AIM OF THE TASK: Check each line of the records for "scale"; collect those that have it.

Dataset entries
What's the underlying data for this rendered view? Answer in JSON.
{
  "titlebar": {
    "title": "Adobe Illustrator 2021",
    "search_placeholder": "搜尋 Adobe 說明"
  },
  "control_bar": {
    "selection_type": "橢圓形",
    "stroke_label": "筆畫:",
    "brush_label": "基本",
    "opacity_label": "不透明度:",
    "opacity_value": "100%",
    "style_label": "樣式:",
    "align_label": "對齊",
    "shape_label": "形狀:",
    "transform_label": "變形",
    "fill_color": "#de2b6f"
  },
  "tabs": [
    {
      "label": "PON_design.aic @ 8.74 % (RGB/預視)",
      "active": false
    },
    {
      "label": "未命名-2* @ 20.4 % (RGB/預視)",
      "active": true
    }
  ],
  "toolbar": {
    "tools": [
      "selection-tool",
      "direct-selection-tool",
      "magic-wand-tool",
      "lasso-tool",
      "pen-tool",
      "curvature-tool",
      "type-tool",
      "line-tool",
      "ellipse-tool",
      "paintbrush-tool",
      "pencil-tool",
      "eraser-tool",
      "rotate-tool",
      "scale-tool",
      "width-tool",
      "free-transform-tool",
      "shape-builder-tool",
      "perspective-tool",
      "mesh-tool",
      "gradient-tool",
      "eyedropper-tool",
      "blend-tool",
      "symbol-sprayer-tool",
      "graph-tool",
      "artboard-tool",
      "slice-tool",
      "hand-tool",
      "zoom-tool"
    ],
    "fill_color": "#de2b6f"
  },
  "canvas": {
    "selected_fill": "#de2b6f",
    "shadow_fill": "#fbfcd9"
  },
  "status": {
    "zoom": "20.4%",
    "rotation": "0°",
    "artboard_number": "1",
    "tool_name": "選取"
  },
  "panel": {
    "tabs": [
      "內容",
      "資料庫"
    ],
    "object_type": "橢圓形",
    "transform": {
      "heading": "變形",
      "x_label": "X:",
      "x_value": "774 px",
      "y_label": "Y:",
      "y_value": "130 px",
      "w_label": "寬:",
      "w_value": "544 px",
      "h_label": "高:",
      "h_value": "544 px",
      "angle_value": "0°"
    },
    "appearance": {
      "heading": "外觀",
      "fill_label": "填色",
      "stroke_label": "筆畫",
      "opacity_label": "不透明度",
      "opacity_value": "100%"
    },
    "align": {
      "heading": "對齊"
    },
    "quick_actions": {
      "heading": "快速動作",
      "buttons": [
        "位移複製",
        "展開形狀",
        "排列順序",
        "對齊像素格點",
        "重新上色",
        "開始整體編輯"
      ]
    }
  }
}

--

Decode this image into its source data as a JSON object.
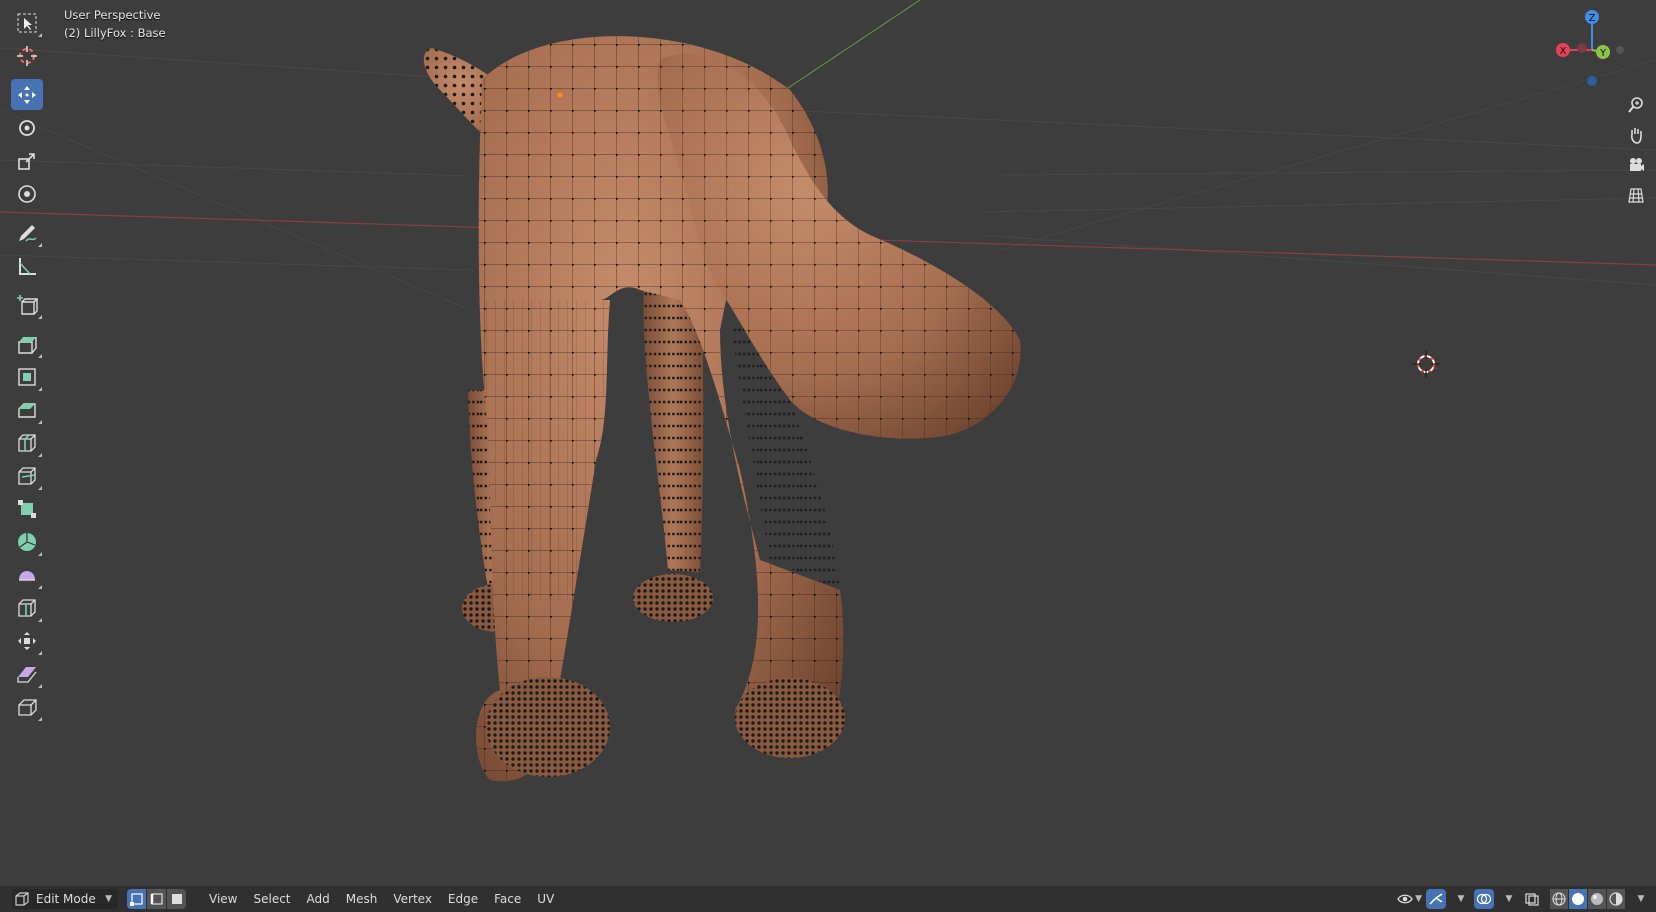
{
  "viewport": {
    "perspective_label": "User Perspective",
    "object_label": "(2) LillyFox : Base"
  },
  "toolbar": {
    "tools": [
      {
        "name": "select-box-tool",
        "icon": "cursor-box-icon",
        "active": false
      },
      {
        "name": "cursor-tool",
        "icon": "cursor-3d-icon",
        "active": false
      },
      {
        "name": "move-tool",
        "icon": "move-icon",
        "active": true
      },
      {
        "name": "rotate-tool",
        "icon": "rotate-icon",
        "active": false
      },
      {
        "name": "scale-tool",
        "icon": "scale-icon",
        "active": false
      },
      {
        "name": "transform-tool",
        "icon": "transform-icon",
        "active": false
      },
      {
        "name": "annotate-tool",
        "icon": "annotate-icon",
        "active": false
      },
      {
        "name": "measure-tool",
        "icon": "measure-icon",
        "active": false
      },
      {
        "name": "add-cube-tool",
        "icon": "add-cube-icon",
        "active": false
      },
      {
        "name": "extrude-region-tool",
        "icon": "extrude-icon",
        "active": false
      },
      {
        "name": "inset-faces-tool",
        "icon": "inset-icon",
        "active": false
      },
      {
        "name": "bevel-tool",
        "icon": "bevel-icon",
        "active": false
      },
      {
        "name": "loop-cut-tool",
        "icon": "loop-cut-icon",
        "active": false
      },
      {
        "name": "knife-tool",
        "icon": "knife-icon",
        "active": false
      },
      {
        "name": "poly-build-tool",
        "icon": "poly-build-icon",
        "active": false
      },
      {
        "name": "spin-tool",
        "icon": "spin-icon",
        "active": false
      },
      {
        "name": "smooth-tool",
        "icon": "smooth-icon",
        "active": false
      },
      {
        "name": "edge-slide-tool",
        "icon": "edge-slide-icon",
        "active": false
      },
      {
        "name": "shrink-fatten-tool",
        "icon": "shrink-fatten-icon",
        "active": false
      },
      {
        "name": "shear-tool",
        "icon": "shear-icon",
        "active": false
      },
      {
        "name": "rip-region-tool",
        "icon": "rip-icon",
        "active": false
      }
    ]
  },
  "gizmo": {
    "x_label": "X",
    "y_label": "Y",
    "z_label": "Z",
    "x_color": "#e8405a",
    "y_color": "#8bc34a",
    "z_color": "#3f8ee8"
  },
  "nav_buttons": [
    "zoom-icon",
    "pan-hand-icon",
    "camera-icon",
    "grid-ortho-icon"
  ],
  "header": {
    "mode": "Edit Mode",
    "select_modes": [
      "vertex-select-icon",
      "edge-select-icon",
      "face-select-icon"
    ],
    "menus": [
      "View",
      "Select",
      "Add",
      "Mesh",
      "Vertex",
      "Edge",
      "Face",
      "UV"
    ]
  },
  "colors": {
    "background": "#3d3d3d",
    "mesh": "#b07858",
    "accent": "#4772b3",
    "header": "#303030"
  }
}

...

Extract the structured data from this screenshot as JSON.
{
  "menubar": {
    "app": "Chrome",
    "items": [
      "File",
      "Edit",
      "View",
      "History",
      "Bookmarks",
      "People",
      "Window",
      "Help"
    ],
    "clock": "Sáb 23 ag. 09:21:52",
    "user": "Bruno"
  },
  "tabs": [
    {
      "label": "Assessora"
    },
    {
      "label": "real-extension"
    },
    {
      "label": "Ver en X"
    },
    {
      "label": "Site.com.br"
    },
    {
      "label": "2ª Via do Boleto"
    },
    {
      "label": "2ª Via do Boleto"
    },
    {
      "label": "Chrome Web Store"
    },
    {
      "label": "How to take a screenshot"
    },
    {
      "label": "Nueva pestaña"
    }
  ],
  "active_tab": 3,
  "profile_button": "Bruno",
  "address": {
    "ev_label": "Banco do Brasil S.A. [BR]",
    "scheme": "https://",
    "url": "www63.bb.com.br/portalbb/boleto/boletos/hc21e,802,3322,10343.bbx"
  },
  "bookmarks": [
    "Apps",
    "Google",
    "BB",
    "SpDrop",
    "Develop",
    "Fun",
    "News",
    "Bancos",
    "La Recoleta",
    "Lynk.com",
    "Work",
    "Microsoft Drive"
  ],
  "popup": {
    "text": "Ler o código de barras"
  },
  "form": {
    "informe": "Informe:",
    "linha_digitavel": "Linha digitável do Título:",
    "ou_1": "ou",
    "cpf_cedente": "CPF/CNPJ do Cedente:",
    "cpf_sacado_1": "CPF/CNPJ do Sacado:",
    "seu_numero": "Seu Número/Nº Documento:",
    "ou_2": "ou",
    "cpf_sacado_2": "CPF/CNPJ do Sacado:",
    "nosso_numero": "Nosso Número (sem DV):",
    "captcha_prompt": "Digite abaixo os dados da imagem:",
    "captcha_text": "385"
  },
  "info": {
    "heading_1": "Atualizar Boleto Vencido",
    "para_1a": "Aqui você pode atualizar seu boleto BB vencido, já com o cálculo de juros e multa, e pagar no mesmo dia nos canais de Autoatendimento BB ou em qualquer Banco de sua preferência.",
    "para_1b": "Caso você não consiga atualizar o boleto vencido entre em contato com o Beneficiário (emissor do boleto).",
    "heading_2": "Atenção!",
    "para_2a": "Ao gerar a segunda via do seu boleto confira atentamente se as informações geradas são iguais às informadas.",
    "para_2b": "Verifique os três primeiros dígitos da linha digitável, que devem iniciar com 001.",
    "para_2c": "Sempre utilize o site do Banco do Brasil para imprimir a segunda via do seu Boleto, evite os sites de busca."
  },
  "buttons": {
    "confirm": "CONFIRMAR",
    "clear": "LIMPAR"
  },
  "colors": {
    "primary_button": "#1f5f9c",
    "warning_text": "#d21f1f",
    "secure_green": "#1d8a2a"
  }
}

SOLUTION FOR THIS PROBLEM:
      "scale-tool",
        "name": "scale-tool",
        "icon": "scale-icon",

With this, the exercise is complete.